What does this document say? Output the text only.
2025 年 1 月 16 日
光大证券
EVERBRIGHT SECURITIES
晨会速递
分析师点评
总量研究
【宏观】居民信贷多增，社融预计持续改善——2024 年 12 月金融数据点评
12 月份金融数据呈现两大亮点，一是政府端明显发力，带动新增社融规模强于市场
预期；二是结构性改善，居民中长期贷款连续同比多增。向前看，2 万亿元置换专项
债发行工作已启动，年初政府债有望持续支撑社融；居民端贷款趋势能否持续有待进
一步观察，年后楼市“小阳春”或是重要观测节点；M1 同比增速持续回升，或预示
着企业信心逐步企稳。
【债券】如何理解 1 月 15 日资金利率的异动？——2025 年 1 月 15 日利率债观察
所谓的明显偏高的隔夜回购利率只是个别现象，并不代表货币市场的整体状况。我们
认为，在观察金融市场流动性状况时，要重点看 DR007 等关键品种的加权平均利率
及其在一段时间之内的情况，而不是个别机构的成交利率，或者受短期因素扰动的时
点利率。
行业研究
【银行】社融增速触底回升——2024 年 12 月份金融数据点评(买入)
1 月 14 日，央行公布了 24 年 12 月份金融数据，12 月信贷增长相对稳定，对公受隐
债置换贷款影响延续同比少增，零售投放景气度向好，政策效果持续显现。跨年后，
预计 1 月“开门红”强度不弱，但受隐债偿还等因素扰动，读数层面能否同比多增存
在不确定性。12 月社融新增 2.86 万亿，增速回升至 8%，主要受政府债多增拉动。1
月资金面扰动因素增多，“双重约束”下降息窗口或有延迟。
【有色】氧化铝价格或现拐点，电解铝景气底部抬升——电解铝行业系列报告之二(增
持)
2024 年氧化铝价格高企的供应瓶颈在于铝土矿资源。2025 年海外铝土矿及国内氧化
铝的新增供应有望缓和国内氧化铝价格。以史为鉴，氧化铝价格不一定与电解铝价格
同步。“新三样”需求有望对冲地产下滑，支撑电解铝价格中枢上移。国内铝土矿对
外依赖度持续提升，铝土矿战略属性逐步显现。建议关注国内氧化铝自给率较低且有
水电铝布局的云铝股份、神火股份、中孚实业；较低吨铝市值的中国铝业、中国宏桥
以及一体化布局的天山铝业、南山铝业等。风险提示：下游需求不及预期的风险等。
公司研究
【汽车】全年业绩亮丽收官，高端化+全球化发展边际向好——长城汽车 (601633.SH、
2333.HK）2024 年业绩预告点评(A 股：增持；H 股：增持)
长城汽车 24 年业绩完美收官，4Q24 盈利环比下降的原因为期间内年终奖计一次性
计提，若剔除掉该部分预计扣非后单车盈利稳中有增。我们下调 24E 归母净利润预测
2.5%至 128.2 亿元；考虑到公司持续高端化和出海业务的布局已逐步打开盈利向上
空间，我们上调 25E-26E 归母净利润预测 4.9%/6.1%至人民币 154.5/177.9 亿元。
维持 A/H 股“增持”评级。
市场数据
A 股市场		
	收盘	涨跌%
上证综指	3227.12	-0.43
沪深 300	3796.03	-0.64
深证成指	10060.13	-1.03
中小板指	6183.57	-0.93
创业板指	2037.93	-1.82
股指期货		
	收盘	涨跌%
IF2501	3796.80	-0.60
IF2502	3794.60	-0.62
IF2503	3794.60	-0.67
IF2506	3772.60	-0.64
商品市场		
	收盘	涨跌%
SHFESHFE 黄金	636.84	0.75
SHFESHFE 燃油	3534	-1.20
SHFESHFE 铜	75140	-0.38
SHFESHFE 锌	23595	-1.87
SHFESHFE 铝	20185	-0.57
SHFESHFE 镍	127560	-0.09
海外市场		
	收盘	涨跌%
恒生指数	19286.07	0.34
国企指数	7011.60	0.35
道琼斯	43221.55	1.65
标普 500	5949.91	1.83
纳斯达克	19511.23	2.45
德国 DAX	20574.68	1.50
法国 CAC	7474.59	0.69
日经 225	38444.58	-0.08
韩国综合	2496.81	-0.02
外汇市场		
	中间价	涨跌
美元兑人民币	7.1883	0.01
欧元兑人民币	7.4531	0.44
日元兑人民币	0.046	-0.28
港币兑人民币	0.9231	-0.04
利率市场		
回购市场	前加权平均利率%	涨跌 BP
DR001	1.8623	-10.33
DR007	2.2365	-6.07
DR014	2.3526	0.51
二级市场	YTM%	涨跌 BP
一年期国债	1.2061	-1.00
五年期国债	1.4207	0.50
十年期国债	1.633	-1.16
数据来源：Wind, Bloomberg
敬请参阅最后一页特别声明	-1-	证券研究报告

• WHAT IS BEING ASKED:
Each record above must be given again exactly.

• PROBLEM SOLUTION:
What does this document say? Output the text only.
2025 年 1 月 16 日
光大证券
EVERBRIGHT SECURITIES
晨会速递
分析师点评
总量研究
【宏观】居民信贷多增，社融预计持续改善——2024 年 12 月金融数据点评
12 月份金融数据呈现两大亮点，一是政府端明显发力，带动新增社融规模强于市场
预期；二是结构性改善，居民中长期贷款连续同比多增。向前看，2 万亿元置换专项
债发行工作已启动，年初政府债有望持续支撑社融；居民端贷款趋势能否持续有待进
一步观察，年后楼市“小阳春”或是重要观测节点；M1 同比增速持续回升，或预示
着企业信心逐步企稳。
【债券】如何理解 1 月 15 日资金利率的异动？——2025 年 1 月 15 日利率债观察
所谓的明显偏高的隔夜回购利率只是个别现象，并不代表货币市场的整体状况。我们
认为，在观察金融市场流动性状况时，要重点看 DR007 等关键品种的加权平均利率
及其在一段时间之内的情况，而不是个别机构的成交利率，或者受短期因素扰动的时
点利率。
行业研究
【银行】社融增速触底回升——2024 年 12 月份金融数据点评(买入)
1 月 14 日，央行公布了 24 年 12 月份金融数据，12 月信贷增长相对稳定，对公受隐
债置换贷款影响延续同比少增，零售投放景气度向好，政策效果持续显现。跨年后，
预计 1 月“开门红”强度不弱，但受隐债偿还等因素扰动，读数层面能否同比多增存
在不确定性。12 月社融新增 2.86 万亿，增速回升至 8%，主要受政府债多增拉动。1
月资金面扰动因素增多，“双重约束”下降息窗口或有延迟。
【有色】氧化铝价格或现拐点，电解铝景气底部抬升——电解铝行业系列报告之二(增
持)
2024 年氧化铝价格高企的供应瓶颈在于铝土矿资源。2025 年海外铝土矿及国内氧化
铝的新增供应有望缓和国内氧化铝价格。以史为鉴，氧化铝价格不一定与电解铝价格
同步。“新三样”需求有望对冲地产下滑，支撑电解铝价格中枢上移。国内铝土矿对
外依赖度持续提升，铝土矿战略属性逐步显现。建议关注国内氧化铝自给率较低且有
水电铝布局的云铝股份、神火股份、中孚实业；较低吨铝市值的中国铝业、中国宏桥
以及一体化布局的天山铝业、南山铝业等。风险提示：下游需求不及预期的风险等。
公司研究
【汽车】全年业绩亮丽收官，高端化+全球化发展边际向好——长城汽车 (601633.SH、
2333.HK）2024 年业绩预告点评(A 股：增持；H 股：增持)
长城汽车 24 年业绩完美收官，4Q24 盈利环比下降的原因为期间内年终奖计一次性
计提，若剔除掉该部分预计扣非后单车盈利稳中有增。我们下调 24E 归母净利润预测
2.5%至 128.2 亿元；考虑到公司持续高端化和出海业务的布局已逐步打开盈利向上
空间，我们上调 25E-26E 归母净利润预测 4.9%/6.1%至人民币 154.5/177.9 亿元。
维持 A/H 股“增持”评级。
市场数据
A 股市场		
	收盘	涨跌%
上证综指	3227.12	-0.43
沪深 300	3796.03	-0.64
深证成指	10060.13	-1.03
中小板指	6183.57	-0.93
创业板指	2037.93	-1.82
股指期货		
	收盘	涨跌%
IF2501	3796.80	-0.60
IF2502	3794.60	-0.62
IF2503	3794.60	-0.67
IF2506	3772.60	-0.64
商品市场		
	收盘	涨跌%
SHFESHFE 黄金	636.84	0.75
SHFESHFE 燃油	3534	-1.20
SHFESHFE 铜	75140	-0.38
SHFESHFE 锌	23595	-1.87
SHFESHFE 铝	20185	-0.57
SHFESHFE 镍	127560	-0.09
海外市场		
	收盘	涨跌%
恒生指数	19286.07	0.34
国企指数	7011.60	0.35
道琼斯	43221.55	1.65
标普 500	5949.91	1.83
纳斯达克	19511.23	2.45
德国 DAX	20574.68	1.50
法国 CAC	7474.59	0.69
日经 225	38444.58	-0.08
韩国综合	2496.81	-0.02
外汇市场		
	中间价	涨跌
美元兑人民币	7.1883	0.01
欧元兑人民币	7.4531	0.44
日元兑人民币	0.046	-0.28
港币兑人民币	0.9231	-0.04
利率市场		
回购市场	前加权平均利率%	涨跌 BP
DR001	1.8623	-10.33
DR007	2.2365	-6.07
DR014	2.3526	0.51
二级市场	YTM%	涨跌 BP
一年期国债	1.2061	-1.00
五年期国债	1.4207	0.50
十年期国债	1.633	-1.16
数据来源：Wind, Bloomberg
敬请参阅最后一页特别声明	-1-	证券研究报告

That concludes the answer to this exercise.